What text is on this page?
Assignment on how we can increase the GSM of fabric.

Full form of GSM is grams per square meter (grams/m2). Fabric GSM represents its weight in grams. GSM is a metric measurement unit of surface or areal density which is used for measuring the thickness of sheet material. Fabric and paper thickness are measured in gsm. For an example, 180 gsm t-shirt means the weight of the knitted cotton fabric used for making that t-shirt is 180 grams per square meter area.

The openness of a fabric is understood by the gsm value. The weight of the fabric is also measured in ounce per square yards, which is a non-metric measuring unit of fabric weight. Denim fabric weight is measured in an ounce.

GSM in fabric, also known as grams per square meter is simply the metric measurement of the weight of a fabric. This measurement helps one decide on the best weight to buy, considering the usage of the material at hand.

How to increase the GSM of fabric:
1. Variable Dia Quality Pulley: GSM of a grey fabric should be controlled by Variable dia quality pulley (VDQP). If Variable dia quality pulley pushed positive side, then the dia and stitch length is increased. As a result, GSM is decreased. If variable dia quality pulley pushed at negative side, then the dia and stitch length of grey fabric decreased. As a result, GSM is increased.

········

--- What is required ---
Exactly as shown, repeat every record.

--- Written response ---
What text is on this page?
Assignment on how we can increase the GSM of fabric.

Full form of GSM is grams per square meter (grams/m2). Fabric GSM represents its weight in grams. GSM is a metric measurement unit of surface or areal density which is used for measuring the thickness of sheet material. Fabric and paper thickness are measured in gsm. For an example, 180 gsm t-shirt means the weight of the knitted cotton fabric used for making that t-shirt is 180 grams per square meter area.

The openness of a fabric is understood by the gsm value. The weight of the fabric is also measured in ounce per square yards, which is a non-metric measuring unit of fabric weight. Denim fabric weight is measured in an ounce.

GSM in fabric, also known as grams per square meter is simply the metric measurement of the weight of a fabric. This measurement helps one decide on the best weight to buy, considering the usage of the material at hand.

How to increase the GSM of fabric:
1. Variable Dia Quality Pulley: GSM of a grey fabric should be controlled by Variable dia quality pulley (VDQP). If Variable dia quality pulley pushed positive side, then the dia and stitch length is increased. As a result, GSM is decreased. If variable dia quality pulley pushed at negative side, then the dia and stitch length of grey fabric decreased. As a result, GSM is increased.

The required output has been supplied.